## Yazılı alıştırma 1
Kayıtların başından başlayıp "y-tick-label: 30S xyxy=(30,205,51,219)" geçen satıra kadar (bu satır da dahil) uzanan satırları, "colorbar-swatch" yerine "colorbar-box" koyarak ve başka hiçbir şeyi değiştirmeden yeniden yazın.

## Kaynaktan alıntı
▼
Dediğim gibi yine iyi gişe yapacaktır ki bu da yeni filmlerin önünü açacaktır. Yapım şirketleri seriyi sevenleri ne yapsın ona para getirecek işler varken
Son film gişesinin yarısını toplarsa öpsün başına koysun. Yazık ettiler.
Para getirecek iş bu zaten, onun mahiyetini anlayamadıklarını söyledim.
Dediğini anladım. İşin mahiyetini anlasalar elle tutulur daha iyi filmleri izlemiş olurduk. Gişe rakamları şu an için iyi gidiyor ilk hafta 300M dolara yakın rakam bekleniyor.
Hasta El Cielo / Sınır Yok
Celda 211’den beri hastası olduğumuz Luis Tosar kaşları izleyeceğiz umudunu La Casa de Papel’in (amacın onu kurtarmak olduğu sezonda bıraktığım) gıcık Manuel Herran’ının elmacıklarına maruz kalarak yitirdiğimiz filmi günlerdir 2 dakikayı geçememişken listeyi temizlemek adına izledim. Zira bir de dizisi vardı. Neyse ki dizide bu herif yokmuş ve sequelmiş.
▲
## Girdi
▼
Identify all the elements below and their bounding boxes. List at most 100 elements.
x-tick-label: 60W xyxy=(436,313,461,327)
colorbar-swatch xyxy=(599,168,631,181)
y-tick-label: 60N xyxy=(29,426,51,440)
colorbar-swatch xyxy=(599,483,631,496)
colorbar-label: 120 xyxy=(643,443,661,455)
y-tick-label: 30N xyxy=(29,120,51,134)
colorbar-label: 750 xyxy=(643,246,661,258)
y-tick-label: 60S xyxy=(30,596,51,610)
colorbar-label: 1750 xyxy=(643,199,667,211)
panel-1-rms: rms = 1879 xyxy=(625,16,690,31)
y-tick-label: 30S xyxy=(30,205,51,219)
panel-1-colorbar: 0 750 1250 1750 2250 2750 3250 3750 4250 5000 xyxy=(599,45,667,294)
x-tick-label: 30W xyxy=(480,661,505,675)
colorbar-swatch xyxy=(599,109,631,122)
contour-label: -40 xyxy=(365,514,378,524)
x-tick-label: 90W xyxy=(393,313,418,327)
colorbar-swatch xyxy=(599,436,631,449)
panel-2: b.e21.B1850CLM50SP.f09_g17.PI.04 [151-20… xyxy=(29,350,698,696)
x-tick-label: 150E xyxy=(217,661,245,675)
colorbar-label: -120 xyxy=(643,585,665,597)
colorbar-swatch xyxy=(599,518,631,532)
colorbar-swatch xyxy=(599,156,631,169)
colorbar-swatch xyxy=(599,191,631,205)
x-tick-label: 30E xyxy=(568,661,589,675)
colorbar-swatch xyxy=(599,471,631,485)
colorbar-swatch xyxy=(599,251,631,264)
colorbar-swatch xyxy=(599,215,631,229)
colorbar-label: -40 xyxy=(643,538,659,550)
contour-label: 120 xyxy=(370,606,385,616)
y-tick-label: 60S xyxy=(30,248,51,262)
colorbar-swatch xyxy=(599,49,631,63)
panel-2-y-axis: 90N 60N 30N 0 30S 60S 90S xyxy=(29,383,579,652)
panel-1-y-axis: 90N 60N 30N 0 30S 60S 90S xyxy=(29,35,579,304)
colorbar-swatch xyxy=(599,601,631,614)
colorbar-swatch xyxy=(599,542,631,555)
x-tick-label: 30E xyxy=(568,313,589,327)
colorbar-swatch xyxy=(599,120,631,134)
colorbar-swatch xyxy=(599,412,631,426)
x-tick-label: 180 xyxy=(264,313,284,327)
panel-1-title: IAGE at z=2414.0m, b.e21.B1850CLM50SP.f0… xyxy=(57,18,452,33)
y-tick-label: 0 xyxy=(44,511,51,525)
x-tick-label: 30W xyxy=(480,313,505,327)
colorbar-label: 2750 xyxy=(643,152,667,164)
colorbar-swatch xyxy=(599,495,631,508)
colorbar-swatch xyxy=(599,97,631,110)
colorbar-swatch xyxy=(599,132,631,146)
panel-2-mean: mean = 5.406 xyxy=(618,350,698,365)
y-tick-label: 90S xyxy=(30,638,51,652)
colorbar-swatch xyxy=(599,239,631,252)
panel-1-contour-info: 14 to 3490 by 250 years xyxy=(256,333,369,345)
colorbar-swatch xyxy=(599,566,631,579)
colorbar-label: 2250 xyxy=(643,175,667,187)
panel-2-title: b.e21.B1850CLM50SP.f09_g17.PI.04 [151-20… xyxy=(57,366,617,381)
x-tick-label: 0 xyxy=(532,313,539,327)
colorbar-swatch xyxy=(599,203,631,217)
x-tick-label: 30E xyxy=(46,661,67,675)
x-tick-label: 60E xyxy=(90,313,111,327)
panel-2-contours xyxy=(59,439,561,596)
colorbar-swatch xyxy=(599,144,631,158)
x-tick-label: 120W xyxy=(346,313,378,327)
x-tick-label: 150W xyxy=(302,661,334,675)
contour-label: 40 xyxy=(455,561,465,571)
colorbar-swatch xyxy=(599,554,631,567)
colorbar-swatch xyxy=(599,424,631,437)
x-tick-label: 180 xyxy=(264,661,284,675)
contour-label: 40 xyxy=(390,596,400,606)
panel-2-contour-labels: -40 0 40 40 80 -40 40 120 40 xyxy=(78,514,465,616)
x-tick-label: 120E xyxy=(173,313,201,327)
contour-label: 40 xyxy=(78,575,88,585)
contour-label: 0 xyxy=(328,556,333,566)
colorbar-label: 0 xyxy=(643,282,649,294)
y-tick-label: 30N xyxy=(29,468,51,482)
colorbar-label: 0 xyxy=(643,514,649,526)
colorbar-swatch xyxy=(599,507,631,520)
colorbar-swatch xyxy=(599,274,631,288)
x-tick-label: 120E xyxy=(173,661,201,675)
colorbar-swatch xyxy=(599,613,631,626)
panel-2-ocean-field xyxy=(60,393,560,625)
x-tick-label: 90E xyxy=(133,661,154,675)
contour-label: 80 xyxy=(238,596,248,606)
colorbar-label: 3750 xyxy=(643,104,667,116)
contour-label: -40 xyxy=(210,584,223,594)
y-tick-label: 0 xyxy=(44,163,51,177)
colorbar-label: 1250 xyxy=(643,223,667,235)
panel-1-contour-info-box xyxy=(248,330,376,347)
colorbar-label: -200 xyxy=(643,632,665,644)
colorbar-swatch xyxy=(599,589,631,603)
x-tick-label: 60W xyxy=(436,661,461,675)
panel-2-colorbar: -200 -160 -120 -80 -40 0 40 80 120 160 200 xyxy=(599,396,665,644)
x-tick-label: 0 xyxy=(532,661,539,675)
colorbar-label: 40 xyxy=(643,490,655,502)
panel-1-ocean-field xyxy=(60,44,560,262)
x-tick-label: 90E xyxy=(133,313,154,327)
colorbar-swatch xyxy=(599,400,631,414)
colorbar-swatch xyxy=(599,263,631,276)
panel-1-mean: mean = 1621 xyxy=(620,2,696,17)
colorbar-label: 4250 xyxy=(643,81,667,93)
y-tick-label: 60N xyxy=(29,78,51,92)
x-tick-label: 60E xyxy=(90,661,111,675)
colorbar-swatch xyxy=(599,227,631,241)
▲
## Yazılı alıştırma 2
Film yorumlarına göre aşağıdaki soruları cevaplayın.
(a) İlk hafta için gişede ne kadarlık bir rakam bekleniyor?
(b) Luis Tosar'ın hangi filmden beri hastası olunduğu söyleniyor?
(c) Manuel Herran hangi yapımdaki bir karakter olarak anılıyor?

## Cevap 1
Identify all the elements below and their bounding boxes. List at most 100 elements.
x-tick-label: 60W xyxy=(436,313,461,327)
colorbar-box xyxy=(599,168,631,181)
y-tick-label: 60N xyxy=(29,426,51,440)
colorbar-box xyxy=(599,483,631,496)
colorbar-label: 120 xyxy=(643,443,661,455)
y-tick-label: 30N xyxy=(29,120,51,134)
colorbar-label: 750 xyxy=(643,246,661,258)
y-tick-label: 60S xyxy=(30,596,51,610)
colorbar-label: 1750 xyxy=(643,199,667,211)
panel-1-rms: rms = 1879 xyxy=(625,16,690,31)
y-tick-label: 30S xyxy=(30,205,51,219)

## Cevap 2
(a) 300M dolara yakın bir rakam.
(b) Celda 211.
(c) La Casa de Papel.